#### To do
Repeat the entries below exactly as they appear, with no pictures.

#### Extracted material
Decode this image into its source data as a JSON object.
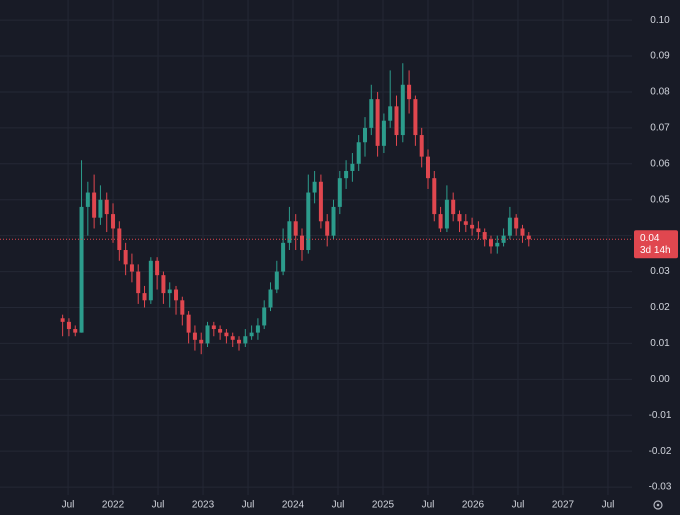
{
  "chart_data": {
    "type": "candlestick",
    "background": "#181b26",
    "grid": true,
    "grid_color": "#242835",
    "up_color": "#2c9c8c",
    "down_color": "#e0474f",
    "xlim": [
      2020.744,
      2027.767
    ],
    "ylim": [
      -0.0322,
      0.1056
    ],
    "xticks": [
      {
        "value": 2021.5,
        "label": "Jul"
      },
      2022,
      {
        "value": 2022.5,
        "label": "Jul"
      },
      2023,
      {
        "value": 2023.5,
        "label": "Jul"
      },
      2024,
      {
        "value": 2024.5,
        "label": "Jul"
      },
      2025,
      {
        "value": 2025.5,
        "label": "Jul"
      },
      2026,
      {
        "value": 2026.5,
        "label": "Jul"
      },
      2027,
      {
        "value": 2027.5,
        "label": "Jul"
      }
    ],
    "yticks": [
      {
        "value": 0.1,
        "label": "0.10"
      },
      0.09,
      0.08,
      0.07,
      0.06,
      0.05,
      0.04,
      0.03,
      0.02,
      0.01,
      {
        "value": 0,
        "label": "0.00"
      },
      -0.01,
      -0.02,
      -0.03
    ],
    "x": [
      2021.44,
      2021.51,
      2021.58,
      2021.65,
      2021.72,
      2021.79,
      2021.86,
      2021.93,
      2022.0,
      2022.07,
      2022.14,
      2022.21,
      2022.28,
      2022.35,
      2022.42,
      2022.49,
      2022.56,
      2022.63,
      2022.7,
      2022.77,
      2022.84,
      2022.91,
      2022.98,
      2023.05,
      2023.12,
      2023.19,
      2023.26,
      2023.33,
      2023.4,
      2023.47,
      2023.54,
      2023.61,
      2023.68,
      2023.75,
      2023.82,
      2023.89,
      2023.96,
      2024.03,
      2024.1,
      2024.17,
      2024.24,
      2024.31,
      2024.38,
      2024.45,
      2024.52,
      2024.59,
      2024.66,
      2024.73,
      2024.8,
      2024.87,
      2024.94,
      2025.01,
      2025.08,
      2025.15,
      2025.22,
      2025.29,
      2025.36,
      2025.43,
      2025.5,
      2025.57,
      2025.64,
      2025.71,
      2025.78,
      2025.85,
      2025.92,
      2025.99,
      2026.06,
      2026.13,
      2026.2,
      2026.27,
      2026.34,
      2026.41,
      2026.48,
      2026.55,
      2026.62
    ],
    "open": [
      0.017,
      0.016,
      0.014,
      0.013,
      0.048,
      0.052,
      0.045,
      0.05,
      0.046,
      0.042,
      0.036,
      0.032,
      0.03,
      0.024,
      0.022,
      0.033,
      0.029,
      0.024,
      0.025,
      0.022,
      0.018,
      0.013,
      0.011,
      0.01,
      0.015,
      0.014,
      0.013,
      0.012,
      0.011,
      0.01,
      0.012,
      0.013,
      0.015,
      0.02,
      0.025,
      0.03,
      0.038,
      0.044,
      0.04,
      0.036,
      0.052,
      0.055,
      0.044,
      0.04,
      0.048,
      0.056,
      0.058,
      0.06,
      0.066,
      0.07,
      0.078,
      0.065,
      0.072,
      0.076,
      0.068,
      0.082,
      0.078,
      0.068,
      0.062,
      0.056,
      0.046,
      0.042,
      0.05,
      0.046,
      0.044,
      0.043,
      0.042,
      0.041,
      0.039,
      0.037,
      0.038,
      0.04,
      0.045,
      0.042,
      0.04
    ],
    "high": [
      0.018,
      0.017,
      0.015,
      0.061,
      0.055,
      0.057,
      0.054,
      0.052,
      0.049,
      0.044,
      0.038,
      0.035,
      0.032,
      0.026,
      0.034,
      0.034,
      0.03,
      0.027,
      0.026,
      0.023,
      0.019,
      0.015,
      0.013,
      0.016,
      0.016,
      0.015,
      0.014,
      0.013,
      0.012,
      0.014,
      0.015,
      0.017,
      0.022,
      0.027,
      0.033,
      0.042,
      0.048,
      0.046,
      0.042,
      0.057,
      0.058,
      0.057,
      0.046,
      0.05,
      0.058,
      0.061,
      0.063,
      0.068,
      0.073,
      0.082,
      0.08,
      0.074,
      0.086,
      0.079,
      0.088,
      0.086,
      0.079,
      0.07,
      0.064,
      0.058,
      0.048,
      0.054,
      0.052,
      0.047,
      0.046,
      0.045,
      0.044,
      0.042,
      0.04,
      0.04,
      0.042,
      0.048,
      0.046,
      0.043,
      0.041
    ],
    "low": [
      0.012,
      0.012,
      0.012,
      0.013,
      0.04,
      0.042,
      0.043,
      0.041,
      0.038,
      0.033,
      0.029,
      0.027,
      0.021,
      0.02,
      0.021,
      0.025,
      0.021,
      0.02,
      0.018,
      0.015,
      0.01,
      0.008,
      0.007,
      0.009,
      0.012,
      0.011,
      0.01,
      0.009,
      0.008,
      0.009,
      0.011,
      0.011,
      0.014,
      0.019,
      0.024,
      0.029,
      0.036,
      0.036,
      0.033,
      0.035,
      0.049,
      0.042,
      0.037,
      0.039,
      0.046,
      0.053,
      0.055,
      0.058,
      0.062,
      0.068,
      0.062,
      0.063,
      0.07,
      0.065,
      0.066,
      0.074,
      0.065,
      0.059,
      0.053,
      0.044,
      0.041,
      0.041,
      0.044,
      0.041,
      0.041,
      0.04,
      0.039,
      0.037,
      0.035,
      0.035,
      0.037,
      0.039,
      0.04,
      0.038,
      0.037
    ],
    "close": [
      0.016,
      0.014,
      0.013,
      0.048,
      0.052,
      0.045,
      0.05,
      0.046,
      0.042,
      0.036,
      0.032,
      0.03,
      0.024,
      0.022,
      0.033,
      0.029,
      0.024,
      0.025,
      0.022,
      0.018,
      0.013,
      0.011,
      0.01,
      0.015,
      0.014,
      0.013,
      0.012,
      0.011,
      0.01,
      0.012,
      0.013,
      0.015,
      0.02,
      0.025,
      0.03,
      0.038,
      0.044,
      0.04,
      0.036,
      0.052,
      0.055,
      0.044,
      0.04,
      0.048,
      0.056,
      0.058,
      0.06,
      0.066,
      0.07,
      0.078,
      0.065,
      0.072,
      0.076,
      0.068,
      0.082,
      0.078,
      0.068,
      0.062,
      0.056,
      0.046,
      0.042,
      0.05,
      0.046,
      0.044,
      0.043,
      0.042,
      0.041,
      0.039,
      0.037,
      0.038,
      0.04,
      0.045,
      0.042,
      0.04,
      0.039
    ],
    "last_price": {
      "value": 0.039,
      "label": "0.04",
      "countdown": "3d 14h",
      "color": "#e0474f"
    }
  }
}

#### Written response
Decode this image into its source data as a JSON object.
{
  "chart_data": {
    "type": "candlestick",
    "background": "#181b26",
    "grid": true,
    "grid_color": "#242835",
    "up_color": "#2c9c8c",
    "down_color": "#e0474f",
    "xlim": [
      2020.744,
      2027.767
    ],
    "ylim": [
      -0.0322,
      0.1056
    ],
    "xticks": [
      {
        "value": 2021.5,
        "label": "Jul"
      },
      2022,
      {
        "value": 2022.5,
        "label": "Jul"
      },
      2023,
      {
        "value": 2023.5,
        "label": "Jul"
      },
      2024,
      {
        "value": 2024.5,
        "label": "Jul"
      },
      2025,
      {
        "value": 2025.5,
        "label": "Jul"
      },
      2026,
      {
        "value": 2026.5,
        "label": "Jul"
      },
      2027,
      {
        "value": 2027.5,
        "label": "Jul"
      }
    ],
    "yticks": [
      {
        "value": 0.1,
        "label": "0.10"
      },
      0.09,
      0.08,
      0.07,
      0.06,
      0.05,
      0.04,
      0.03,
      0.02,
      0.01,
      {
        "value": 0,
        "label": "0.00"
      },
      -0.01,
      -0.02,
      -0.03
    ],
    "x": [
      2021.44,
      2021.51,
      2021.58,
      2021.65,
      2021.72,
      2021.79,
      2021.86,
      2021.93,
      2022.0,
      2022.07,
      2022.14,
      2022.21,
      2022.28,
      2022.35,
      2022.42,
      2022.49,
      2022.56,
      2022.63,
      2022.7,
      2022.77,
      2022.84,
      2022.91,
      2022.98,
      2023.05,
      2023.12,
      2023.19,
      2023.26,
      2023.33,
      2023.4,
      2023.47,
      2023.54,
      2023.61,
      2023.68,
      2023.75,
      2023.82,
      2023.89,
      2023.96,
      2024.03,
      2024.1,
      2024.17,
      2024.24,
      2024.31,
      2024.38,
      2024.45,
      2024.52,
      2024.59,
      2024.66,
      2024.73,
      2024.8,
      2024.87,
      2024.94,
      2025.01,
      2025.08,
      2025.15,
      2025.22,
      2025.29,
      2025.36,
      2025.43,
      2025.5,
      2025.57,
      2025.64,
      2025.71,
      2025.78,
      2025.85,
      2025.92,
      2025.99,
      2026.06,
      2026.13,
      2026.2,
      2026.27,
      2026.34,
      2026.41,
      2026.48,
      2026.55,
      2026.62
    ],
    "open": [
      0.017,
      0.016,
      0.014,
      0.013,
      0.048,
      0.052,
      0.045,
      0.05,
      0.046,
      0.042,
      0.036,
      0.032,
      0.03,
      0.024,
      0.022,
      0.033,
      0.029,
      0.024,
      0.025,
      0.022,
      0.018,
      0.013,
      0.011,
      0.01,
      0.015,
      0.014,
      0.013,
      0.012,
      0.011,
      0.01,
      0.012,
      0.013,
      0.015,
      0.02,
      0.025,
      0.03,
      0.038,
      0.044,
      0.04,
      0.036,
      0.052,
      0.055,
      0.044,
      0.04,
      0.048,
      0.056,
      0.058,
      0.06,
      0.066,
      0.07,
      0.078,
      0.065,
      0.072,
      0.076,
      0.068,
      0.082,
      0.078,
      0.068,
      0.062,
      0.056,
      0.046,
      0.042,
      0.05,
      0.046,
      0.044,
      0.043,
      0.042,
      0.041,
      0.039,
      0.037,
      0.038,
      0.04,
      0.045,
      0.042,
      0.04
    ],
    "high": [
      0.018,
      0.017,
      0.015,
      0.061,
      0.055,
      0.057,
      0.054,
      0.052,
      0.049,
      0.044,
      0.038,
      0.035,
      0.032,
      0.026,
      0.034,
      0.034,
      0.03,
      0.027,
      0.026,
      0.023,
      0.019,
      0.015,
      0.013,
      0.016,
      0.016,
      0.015,
      0.014,
      0.013,
      0.012,
      0.014,
      0.015,
      0.017,
      0.022,
      0.027,
      0.033,
      0.042,
      0.048,
      0.046,
      0.042,
      0.057,
      0.058,
      0.057,
      0.046,
      0.05,
      0.058,
      0.061,
      0.063,
      0.068,
      0.073,
      0.082,
      0.08,
      0.074,
      0.086,
      0.079,
      0.088,
      0.086,
      0.079,
      0.07,
      0.064,
      0.058,
      0.048,
      0.054,
      0.052,
      0.047,
      0.046,
      0.045,
      0.044,
      0.042,
      0.04,
      0.04,
      0.042,
      0.048,
      0.046,
      0.043,
      0.041
    ],
    "low": [
      0.012,
      0.012,
      0.012,
      0.013,
      0.04,
      0.042,
      0.043,
      0.041,
      0.038,
      0.033,
      0.029,
      0.027,
      0.021,
      0.02,
      0.021,
      0.025,
      0.021,
      0.02,
      0.018,
      0.015,
      0.01,
      0.008,
      0.007,
      0.009,
      0.012,
      0.011,
      0.01,
      0.009,
      0.008,
      0.009,
      0.011,
      0.011,
      0.014,
      0.019,
      0.024,
      0.029,
      0.036,
      0.036,
      0.033,
      0.035,
      0.049,
      0.042,
      0.037,
      0.039,
      0.046,
      0.053,
      0.055,
      0.058,
      0.062,
      0.068,
      0.062,
      0.063,
      0.07,
      0.065,
      0.066,
      0.074,
      0.065,
      0.059,
      0.053,
      0.044,
      0.041,
      0.041,
      0.044,
      0.041,
      0.041,
      0.04,
      0.039,
      0.037,
      0.035,
      0.035,
      0.037,
      0.039,
      0.04,
      0.038,
      0.037
    ],
    "close": [
      0.016,
      0.014,
      0.013,
      0.048,
      0.052,
      0.045,
      0.05,
      0.046,
      0.042,
      0.036,
      0.032,
      0.03,
      0.024,
      0.022,
      0.033,
      0.029,
      0.024,
      0.025,
      0.022,
      0.018,
      0.013,
      0.011,
      0.01,
      0.015,
      0.014,
      0.013,
      0.012,
      0.011,
      0.01,
      0.012,
      0.013,
      0.015,
      0.02,
      0.025,
      0.03,
      0.038,
      0.044,
      0.04,
      0.036,
      0.052,
      0.055,
      0.044,
      0.04,
      0.048,
      0.056,
      0.058,
      0.06,
      0.066,
      0.07,
      0.078,
      0.065,
      0.072,
      0.076,
      0.068,
      0.082,
      0.078,
      0.068,
      0.062,
      0.056,
      0.046,
      0.042,
      0.05,
      0.046,
      0.044,
      0.043,
      0.042,
      0.041,
      0.039,
      0.037,
      0.038,
      0.04,
      0.045,
      0.042,
      0.04,
      0.039
    ],
    "last_price": {
      "value": 0.039,
      "label": "0.04",
      "countdown": "3d 14h",
      "color": "#e0474f"
    }
  }
}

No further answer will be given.